Copy each of the lines below without changing anything, and leave any pictures out of your copy.

┏━━

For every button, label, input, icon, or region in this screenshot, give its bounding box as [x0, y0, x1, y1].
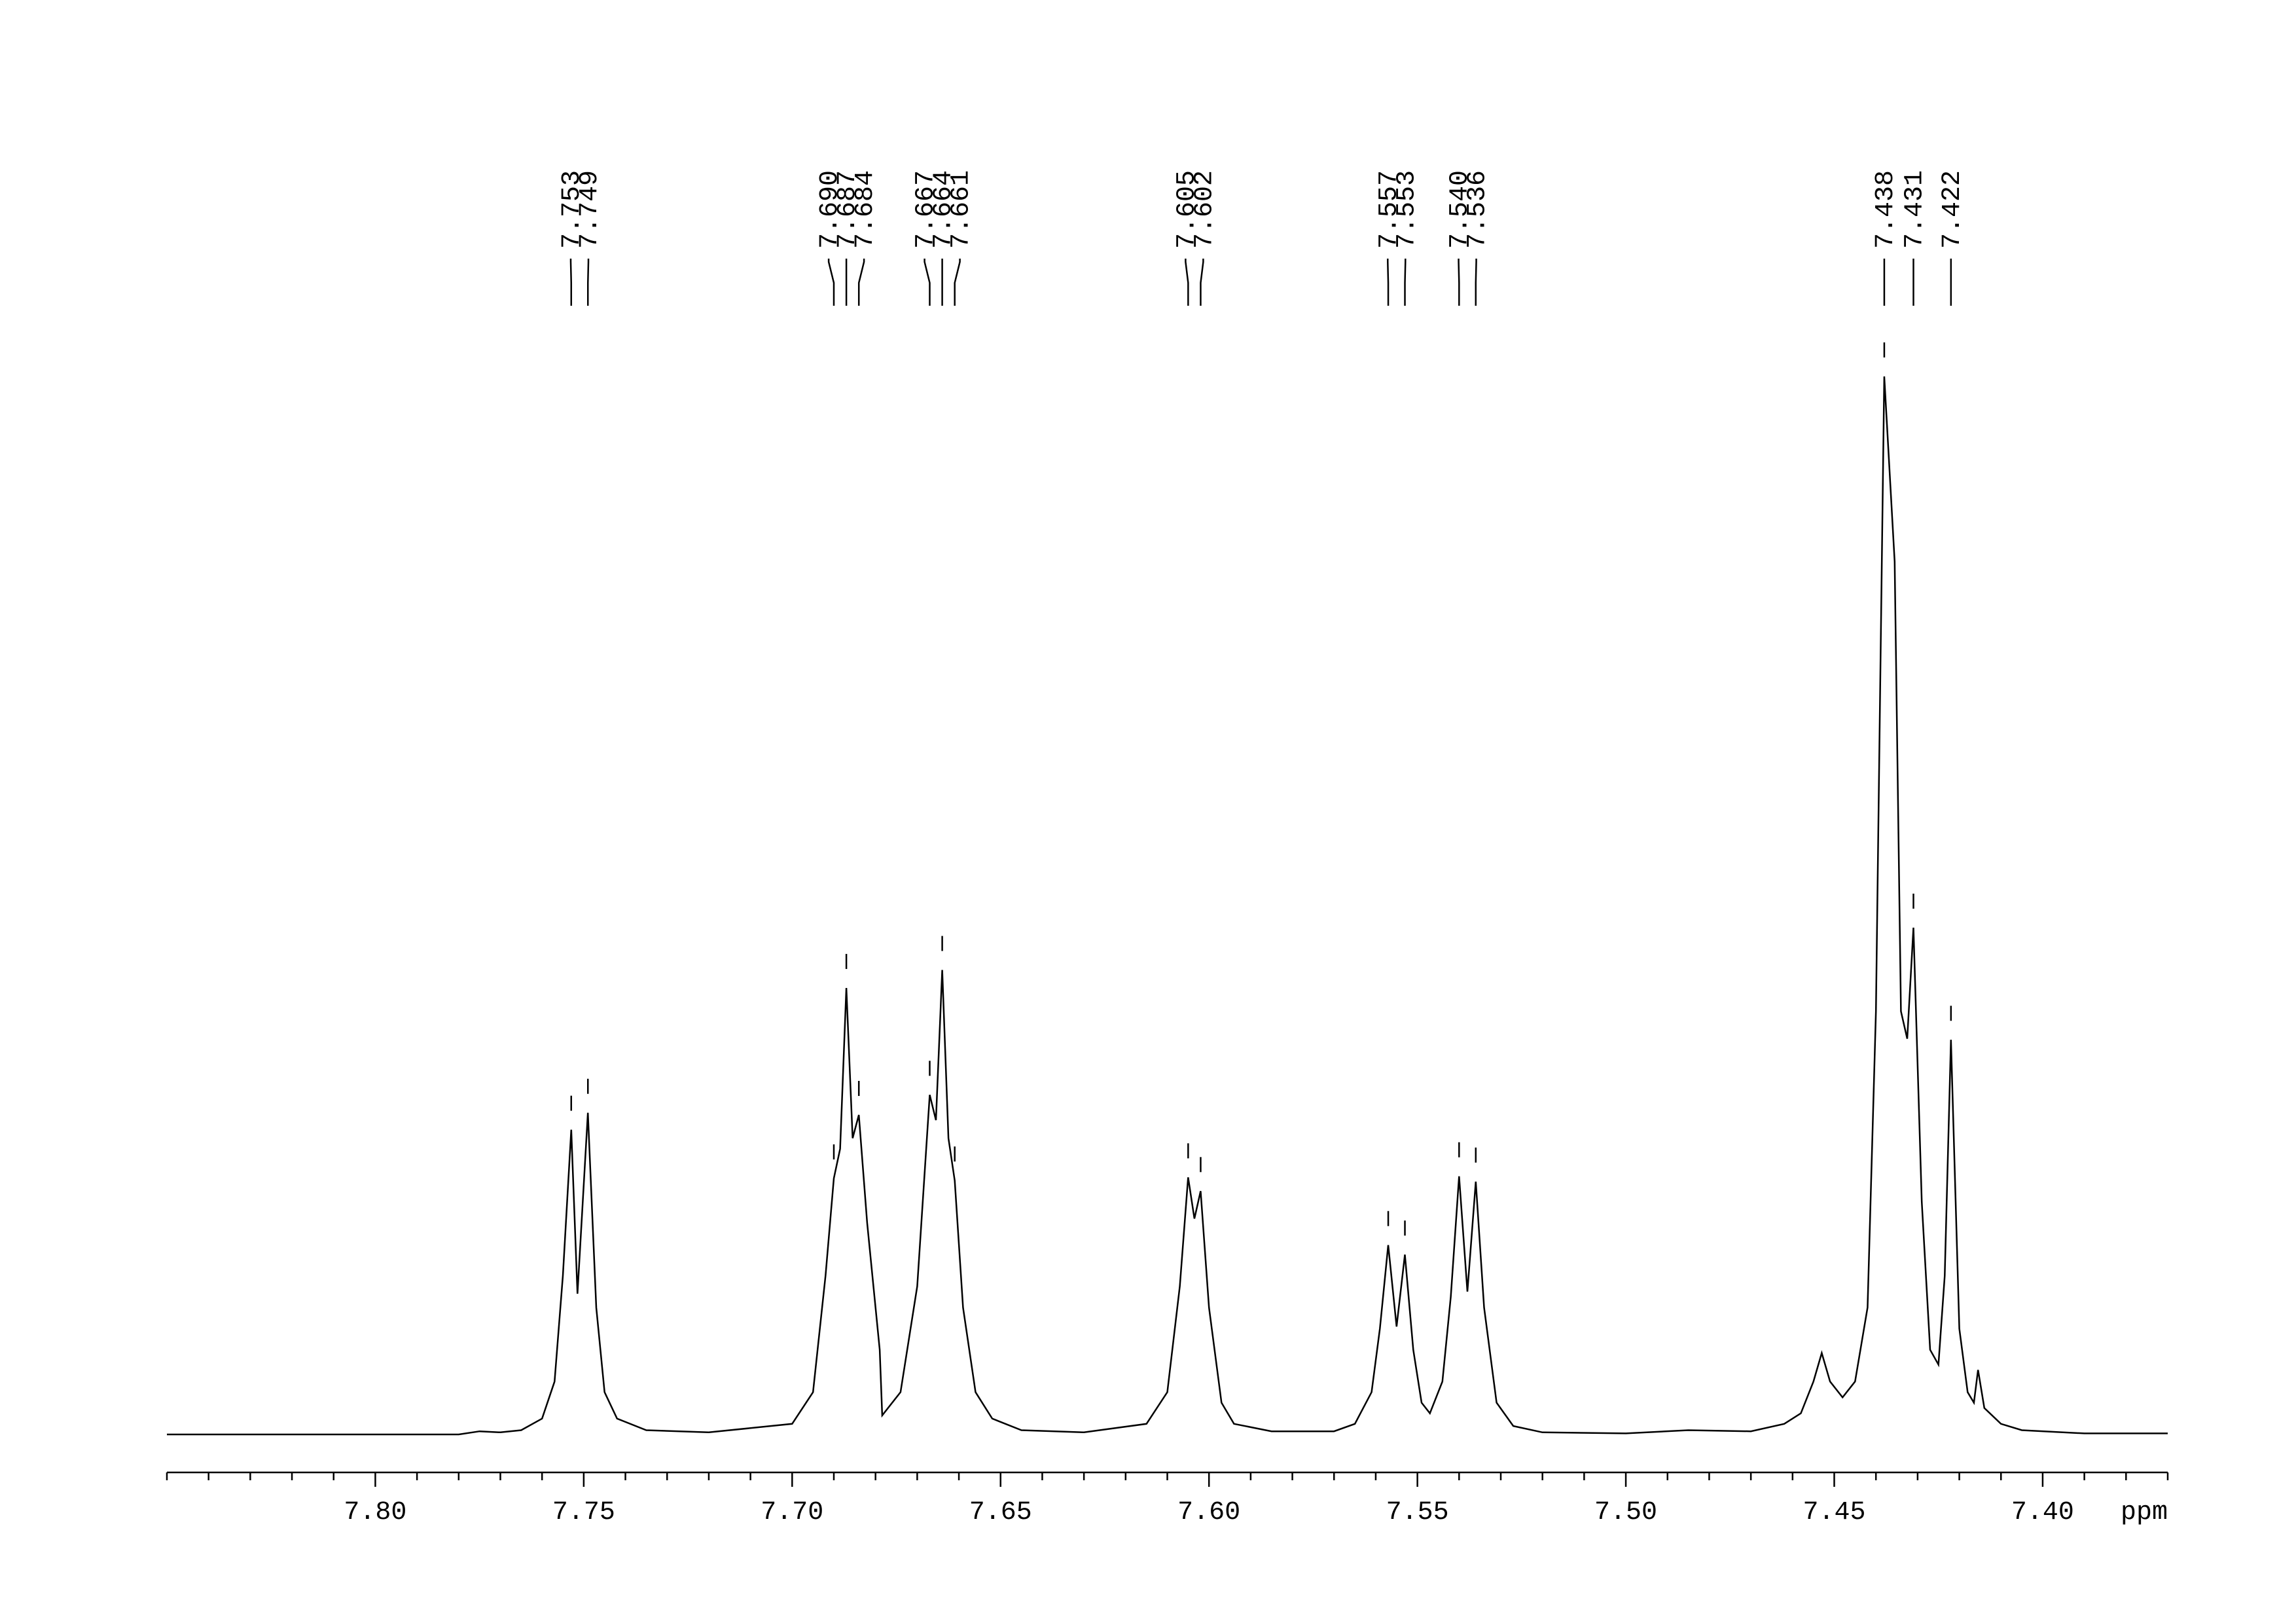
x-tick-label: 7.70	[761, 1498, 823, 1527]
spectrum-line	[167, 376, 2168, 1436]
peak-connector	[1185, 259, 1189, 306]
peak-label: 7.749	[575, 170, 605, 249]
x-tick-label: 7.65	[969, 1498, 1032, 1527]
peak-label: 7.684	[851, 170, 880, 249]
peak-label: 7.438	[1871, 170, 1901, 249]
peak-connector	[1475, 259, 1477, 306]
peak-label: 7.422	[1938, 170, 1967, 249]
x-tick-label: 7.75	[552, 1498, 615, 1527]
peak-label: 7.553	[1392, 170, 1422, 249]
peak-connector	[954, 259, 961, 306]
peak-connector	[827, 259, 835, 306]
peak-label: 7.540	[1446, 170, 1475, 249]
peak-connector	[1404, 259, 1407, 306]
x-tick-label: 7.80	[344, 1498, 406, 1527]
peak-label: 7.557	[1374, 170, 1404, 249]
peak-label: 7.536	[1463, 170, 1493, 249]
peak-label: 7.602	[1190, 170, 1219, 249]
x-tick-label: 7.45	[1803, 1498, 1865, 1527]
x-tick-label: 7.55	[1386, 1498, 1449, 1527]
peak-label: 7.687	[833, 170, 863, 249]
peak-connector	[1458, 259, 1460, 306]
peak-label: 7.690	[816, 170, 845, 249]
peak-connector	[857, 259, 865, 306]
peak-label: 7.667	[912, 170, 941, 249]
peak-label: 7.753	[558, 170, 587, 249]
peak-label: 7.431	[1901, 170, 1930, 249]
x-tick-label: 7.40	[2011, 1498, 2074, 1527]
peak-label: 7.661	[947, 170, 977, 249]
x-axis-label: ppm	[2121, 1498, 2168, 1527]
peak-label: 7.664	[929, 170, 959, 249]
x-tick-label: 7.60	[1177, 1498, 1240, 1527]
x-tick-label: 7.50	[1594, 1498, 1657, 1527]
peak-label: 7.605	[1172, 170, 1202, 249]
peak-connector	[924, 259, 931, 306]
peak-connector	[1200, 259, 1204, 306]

┗━━

Solved problem:
For every button, label, input, icon, or region in this screenshot, give its bounding box as [x0, y0, x1, y1].
x-tick-label: 7.70	[761, 1498, 823, 1527]
spectrum-line	[167, 376, 2168, 1436]
peak-connector	[1185, 259, 1189, 306]
peak-label: 7.749	[575, 170, 605, 249]
x-tick-label: 7.65	[969, 1498, 1032, 1527]
peak-label: 7.684	[851, 170, 880, 249]
peak-label: 7.438	[1871, 170, 1901, 249]
peak-connector	[1475, 259, 1477, 306]
peak-label: 7.422	[1938, 170, 1967, 249]
x-tick-label: 7.75	[552, 1498, 615, 1527]
peak-label: 7.553	[1392, 170, 1422, 249]
peak-connector	[954, 259, 961, 306]
peak-connector	[827, 259, 835, 306]
peak-label: 7.540	[1446, 170, 1475, 249]
peak-connector	[1404, 259, 1407, 306]
x-tick-label: 7.80	[344, 1498, 406, 1527]
peak-label: 7.557	[1374, 170, 1404, 249]
peak-label: 7.536	[1463, 170, 1493, 249]
peak-label: 7.602	[1190, 170, 1219, 249]
x-tick-label: 7.45	[1803, 1498, 1865, 1527]
x-tick-label: 7.55	[1386, 1498, 1449, 1527]
peak-label: 7.687	[833, 170, 863, 249]
peak-connector	[1458, 259, 1460, 306]
peak-label: 7.690	[816, 170, 845, 249]
peak-connector	[857, 259, 865, 306]
peak-label: 7.667	[912, 170, 941, 249]
peak-label: 7.753	[558, 170, 587, 249]
peak-label: 7.431	[1901, 170, 1930, 249]
x-tick-label: 7.40	[2011, 1498, 2074, 1527]
peak-label: 7.661	[947, 170, 977, 249]
x-axis-label: ppm	[2121, 1498, 2168, 1527]
peak-label: 7.664	[929, 170, 959, 249]
x-tick-label: 7.60	[1177, 1498, 1240, 1527]
x-tick-label: 7.50	[1594, 1498, 1657, 1527]
peak-label: 7.605	[1172, 170, 1202, 249]
peak-connector	[924, 259, 931, 306]
peak-connector	[1200, 259, 1204, 306]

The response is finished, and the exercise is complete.